What you have to do |
Pick out every line that holds the string "Αλεξάνδρεια" and copy it.
## BEGIN
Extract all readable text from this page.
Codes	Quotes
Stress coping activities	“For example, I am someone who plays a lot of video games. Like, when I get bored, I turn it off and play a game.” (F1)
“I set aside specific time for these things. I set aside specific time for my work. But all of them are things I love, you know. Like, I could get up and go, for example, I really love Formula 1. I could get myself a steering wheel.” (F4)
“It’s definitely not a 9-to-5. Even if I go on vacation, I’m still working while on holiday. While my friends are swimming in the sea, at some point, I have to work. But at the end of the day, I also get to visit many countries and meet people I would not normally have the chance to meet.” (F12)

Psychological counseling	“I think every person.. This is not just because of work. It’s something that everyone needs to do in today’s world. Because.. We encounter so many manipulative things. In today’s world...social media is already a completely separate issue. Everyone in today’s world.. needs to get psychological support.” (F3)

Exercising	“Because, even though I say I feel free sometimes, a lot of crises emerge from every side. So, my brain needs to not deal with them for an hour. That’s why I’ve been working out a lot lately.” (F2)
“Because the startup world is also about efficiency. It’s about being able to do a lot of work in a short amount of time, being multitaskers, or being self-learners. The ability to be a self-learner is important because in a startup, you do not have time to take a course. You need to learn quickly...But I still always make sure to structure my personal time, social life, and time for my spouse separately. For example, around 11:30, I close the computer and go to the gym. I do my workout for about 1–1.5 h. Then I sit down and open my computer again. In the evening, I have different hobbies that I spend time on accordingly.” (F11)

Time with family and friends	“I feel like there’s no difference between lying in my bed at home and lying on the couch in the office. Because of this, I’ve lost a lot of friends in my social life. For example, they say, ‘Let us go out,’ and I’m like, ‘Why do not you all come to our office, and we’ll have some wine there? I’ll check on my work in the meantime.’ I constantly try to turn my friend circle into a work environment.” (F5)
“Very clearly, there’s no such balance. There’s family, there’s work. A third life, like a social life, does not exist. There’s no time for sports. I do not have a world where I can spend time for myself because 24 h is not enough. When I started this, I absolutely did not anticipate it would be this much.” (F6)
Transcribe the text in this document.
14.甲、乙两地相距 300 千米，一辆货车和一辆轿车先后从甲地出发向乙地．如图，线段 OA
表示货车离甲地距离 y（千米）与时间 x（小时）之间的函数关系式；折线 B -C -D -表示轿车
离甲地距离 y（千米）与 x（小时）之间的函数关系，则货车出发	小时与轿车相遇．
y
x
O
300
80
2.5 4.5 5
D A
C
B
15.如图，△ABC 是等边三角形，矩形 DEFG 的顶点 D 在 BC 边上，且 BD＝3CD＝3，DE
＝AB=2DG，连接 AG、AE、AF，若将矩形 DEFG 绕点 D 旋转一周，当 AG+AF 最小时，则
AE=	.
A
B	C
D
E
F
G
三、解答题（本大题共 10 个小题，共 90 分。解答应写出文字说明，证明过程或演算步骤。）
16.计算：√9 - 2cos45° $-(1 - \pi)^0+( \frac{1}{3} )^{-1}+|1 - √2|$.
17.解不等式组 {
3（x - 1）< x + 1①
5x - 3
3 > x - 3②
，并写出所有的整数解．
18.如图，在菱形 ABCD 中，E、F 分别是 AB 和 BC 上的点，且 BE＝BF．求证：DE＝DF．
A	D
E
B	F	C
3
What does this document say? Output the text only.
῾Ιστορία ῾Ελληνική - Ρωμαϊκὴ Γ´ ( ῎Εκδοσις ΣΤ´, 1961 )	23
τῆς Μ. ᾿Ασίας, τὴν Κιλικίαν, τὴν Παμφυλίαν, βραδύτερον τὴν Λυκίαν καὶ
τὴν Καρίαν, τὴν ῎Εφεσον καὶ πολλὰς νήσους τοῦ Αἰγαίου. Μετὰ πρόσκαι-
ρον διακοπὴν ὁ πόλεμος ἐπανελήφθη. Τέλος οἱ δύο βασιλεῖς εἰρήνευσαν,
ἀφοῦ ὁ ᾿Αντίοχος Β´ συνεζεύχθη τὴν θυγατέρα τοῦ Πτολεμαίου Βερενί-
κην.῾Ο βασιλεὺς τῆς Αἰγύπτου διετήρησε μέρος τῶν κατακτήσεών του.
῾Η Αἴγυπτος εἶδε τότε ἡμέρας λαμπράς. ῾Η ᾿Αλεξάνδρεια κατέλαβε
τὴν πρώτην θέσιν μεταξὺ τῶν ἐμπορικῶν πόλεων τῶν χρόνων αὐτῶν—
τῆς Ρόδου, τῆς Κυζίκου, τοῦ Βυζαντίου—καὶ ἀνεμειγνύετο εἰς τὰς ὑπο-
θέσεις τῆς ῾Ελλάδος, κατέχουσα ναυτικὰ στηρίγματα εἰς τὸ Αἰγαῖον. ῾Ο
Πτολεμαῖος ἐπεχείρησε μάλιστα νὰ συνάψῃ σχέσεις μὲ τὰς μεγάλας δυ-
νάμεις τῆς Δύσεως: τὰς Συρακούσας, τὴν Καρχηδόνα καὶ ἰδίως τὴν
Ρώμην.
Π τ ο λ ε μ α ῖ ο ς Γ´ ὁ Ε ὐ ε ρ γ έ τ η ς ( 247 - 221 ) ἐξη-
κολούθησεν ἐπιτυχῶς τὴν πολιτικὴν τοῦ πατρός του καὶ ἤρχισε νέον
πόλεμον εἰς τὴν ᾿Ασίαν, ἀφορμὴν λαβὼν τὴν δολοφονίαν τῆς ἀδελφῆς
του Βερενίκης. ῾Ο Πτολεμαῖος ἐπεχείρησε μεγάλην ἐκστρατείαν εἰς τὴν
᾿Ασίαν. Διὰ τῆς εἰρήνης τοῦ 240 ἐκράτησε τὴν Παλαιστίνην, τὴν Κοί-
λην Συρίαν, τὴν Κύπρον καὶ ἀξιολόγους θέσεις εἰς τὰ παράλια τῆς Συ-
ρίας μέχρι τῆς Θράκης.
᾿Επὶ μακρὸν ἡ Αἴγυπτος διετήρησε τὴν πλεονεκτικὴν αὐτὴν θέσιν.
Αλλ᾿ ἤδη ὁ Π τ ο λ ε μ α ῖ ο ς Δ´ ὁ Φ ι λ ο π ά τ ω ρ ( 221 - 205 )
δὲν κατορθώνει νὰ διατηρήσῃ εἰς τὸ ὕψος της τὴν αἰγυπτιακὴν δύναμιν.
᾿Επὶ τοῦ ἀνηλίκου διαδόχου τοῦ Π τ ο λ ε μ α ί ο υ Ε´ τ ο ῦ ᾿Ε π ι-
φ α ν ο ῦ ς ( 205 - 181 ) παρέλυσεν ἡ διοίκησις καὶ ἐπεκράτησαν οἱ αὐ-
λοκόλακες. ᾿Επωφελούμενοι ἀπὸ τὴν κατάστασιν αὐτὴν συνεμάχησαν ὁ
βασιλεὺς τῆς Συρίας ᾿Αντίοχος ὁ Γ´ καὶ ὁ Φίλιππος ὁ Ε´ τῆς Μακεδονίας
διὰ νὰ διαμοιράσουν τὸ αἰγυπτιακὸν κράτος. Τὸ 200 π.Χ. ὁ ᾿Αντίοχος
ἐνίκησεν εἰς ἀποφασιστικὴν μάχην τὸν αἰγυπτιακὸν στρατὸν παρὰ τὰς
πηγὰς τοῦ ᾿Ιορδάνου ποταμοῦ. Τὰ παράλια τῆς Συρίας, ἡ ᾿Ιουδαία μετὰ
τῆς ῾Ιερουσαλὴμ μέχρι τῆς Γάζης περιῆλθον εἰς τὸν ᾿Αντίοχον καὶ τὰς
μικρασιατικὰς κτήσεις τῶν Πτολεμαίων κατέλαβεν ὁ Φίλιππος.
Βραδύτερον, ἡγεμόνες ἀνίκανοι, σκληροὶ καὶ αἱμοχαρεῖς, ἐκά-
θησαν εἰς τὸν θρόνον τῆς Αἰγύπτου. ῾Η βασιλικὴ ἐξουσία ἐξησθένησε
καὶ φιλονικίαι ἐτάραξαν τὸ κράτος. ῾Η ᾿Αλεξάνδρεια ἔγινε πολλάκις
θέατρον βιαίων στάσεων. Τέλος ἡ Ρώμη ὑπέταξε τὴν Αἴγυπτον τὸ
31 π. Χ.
## END
Correct result |
῾Η Αἴγυπτος εἶδε τότε ἡμέρας λαμπράς. ῾Η ᾿Αλεξάνδρεια κατέλαβε
καὶ φιλονικίαι ἐτάραξαν τὸ κράτος. ῾Η ᾿Αλεξάνδρεια ἔγινε πολλάκις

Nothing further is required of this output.